> [What is asked] Images must not appear in your copy; reproduce every other part of the records exactly.

> [Records shown]
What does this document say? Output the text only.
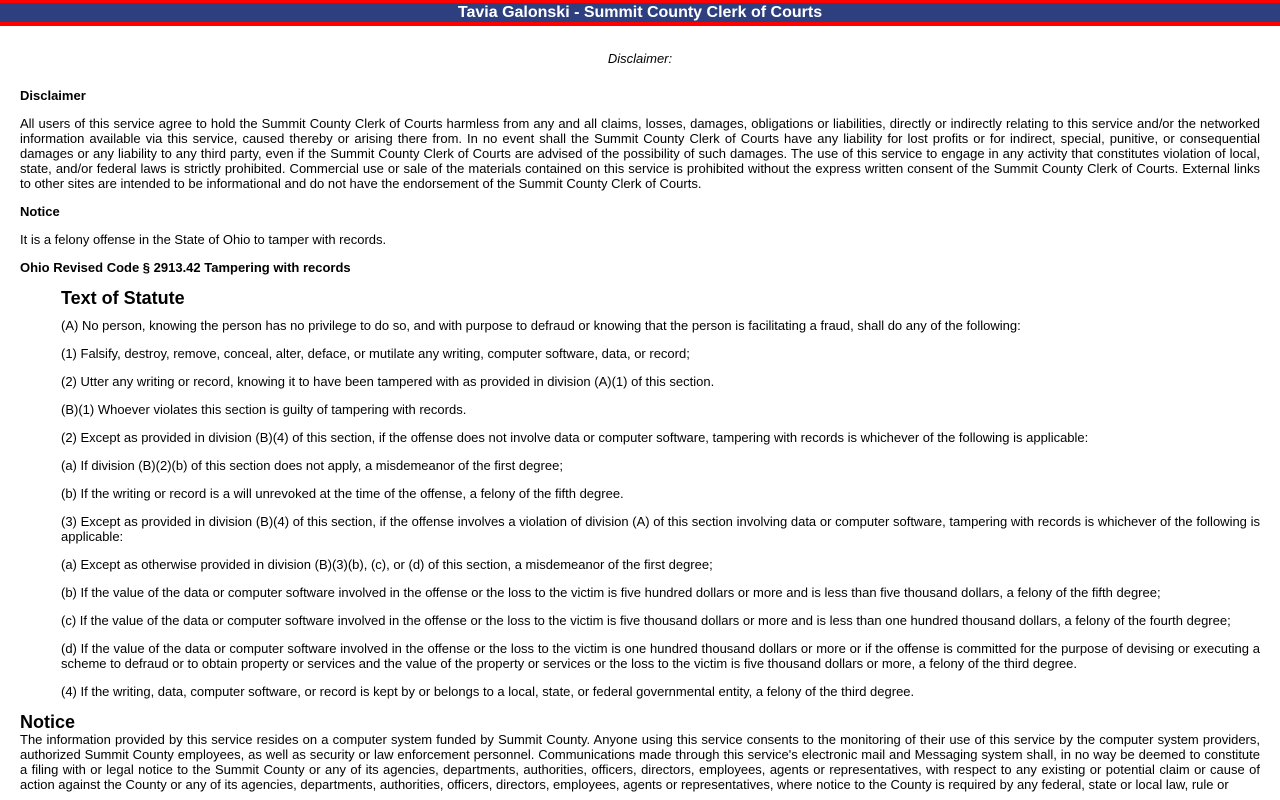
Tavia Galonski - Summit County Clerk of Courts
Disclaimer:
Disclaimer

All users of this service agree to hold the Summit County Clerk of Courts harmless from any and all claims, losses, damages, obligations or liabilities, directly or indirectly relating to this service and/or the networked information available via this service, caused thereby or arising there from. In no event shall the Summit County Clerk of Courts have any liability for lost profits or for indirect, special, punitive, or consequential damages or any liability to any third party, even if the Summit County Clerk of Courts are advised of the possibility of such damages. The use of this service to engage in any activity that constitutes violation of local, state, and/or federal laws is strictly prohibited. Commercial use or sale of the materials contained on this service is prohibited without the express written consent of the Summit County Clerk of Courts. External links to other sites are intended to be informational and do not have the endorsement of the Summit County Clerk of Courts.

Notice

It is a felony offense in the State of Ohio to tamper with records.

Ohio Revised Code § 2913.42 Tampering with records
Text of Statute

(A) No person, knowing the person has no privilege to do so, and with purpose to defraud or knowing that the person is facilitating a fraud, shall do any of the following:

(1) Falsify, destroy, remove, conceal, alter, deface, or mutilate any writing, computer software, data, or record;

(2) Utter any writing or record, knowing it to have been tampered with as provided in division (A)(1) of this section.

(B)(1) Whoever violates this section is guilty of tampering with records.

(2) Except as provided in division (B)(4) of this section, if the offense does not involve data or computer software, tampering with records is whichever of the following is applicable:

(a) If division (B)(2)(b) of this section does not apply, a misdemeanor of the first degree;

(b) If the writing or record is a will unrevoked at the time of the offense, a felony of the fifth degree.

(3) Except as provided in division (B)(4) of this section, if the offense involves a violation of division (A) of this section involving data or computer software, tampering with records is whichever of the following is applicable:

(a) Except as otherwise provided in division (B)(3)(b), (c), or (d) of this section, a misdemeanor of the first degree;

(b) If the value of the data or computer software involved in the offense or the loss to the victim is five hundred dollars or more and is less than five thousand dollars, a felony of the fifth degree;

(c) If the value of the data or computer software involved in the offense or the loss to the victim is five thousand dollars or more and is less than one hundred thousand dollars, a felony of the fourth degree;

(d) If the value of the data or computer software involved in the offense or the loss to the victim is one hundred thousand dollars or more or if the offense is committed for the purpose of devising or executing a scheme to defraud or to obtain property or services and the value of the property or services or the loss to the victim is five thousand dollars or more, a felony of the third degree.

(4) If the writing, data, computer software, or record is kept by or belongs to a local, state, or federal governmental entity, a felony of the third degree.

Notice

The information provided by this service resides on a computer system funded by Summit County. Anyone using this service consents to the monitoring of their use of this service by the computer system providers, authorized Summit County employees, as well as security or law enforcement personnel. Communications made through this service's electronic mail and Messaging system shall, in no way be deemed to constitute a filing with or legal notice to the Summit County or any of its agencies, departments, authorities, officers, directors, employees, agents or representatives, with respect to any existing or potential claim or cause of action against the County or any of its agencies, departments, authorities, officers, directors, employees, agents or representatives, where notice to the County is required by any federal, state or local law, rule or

> [Reply]
What does this document say? Output the text only.
Tavia Galonski - Summit County Clerk of Courts
Disclaimer:
Disclaimer

All users of this service agree to hold the Summit County Clerk of Courts harmless from any and all claims, losses, damages, obligations or liabilities, directly or indirectly relating to this service and/or the networked information available via this service, caused thereby or arising there from. In no event shall the Summit County Clerk of Courts have any liability for lost profits or for indirect, special, punitive, or consequential damages or any liability to any third party, even if the Summit County Clerk of Courts are advised of the possibility of such damages. The use of this service to engage in any activity that constitutes violation of local, state, and/or federal laws is strictly prohibited. Commercial use or sale of the materials contained on this service is prohibited without the express written consent of the Summit County Clerk of Courts. External links to other sites are intended to be informational and do not have the endorsement of the Summit County Clerk of Courts.

Notice

It is a felony offense in the State of Ohio to tamper with records.

Ohio Revised Code § 2913.42 Tampering with records
Text of Statute

(A) No person, knowing the person has no privilege to do so, and with purpose to defraud or knowing that the person is facilitating a fraud, shall do any of the following:

(1) Falsify, destroy, remove, conceal, alter, deface, or mutilate any writing, computer software, data, or record;

(2) Utter any writing or record, knowing it to have been tampered with as provided in division (A)(1) of this section.

(B)(1) Whoever violates this section is guilty of tampering with records.

(2) Except as provided in division (B)(4) of this section, if the offense does not involve data or computer software, tampering with records is whichever of the following is applicable:

(a) If division (B)(2)(b) of this section does not apply, a misdemeanor of the first degree;

(b) If the writing or record is a will unrevoked at the time of the offense, a felony of the fifth degree.

(3) Except as provided in division (B)(4) of this section, if the offense involves a violation of division (A) of this section involving data or computer software, tampering with records is whichever of the following is applicable:

(a) Except as otherwise provided in division (B)(3)(b), (c), or (d) of this section, a misdemeanor of the first degree;

(b) If the value of the data or computer software involved in the offense or the loss to the victim is five hundred dollars or more and is less than five thousand dollars, a felony of the fifth degree;

(c) If the value of the data or computer software involved in the offense or the loss to the victim is five thousand dollars or more and is less than one hundred thousand dollars, a felony of the fourth degree;

(d) If the value of the data or computer software involved in the offense or the loss to the victim is one hundred thousand dollars or more or if the offense is committed for the purpose of devising or executing a scheme to defraud or to obtain property or services and the value of the property or services or the loss to the victim is five thousand dollars or more, a felony of the third degree.

(4) If the writing, data, computer software, or record is kept by or belongs to a local, state, or federal governmental entity, a felony of the third degree.

Notice

The information provided by this service resides on a computer system funded by Summit County. Anyone using this service consents to the monitoring of their use of this service by the computer system providers, authorized Summit County employees, as well as security or law enforcement personnel. Communications made through this service's electronic mail and Messaging system shall, in no way be deemed to constitute a filing with or legal notice to the Summit County or any of its agencies, departments, authorities, officers, directors, employees, agents or representatives, with respect to any existing or potential claim or cause of action against the County or any of its agencies, departments, authorities, officers, directors, employees, agents or representatives, where notice to the County is required by any federal, state or local law, rule or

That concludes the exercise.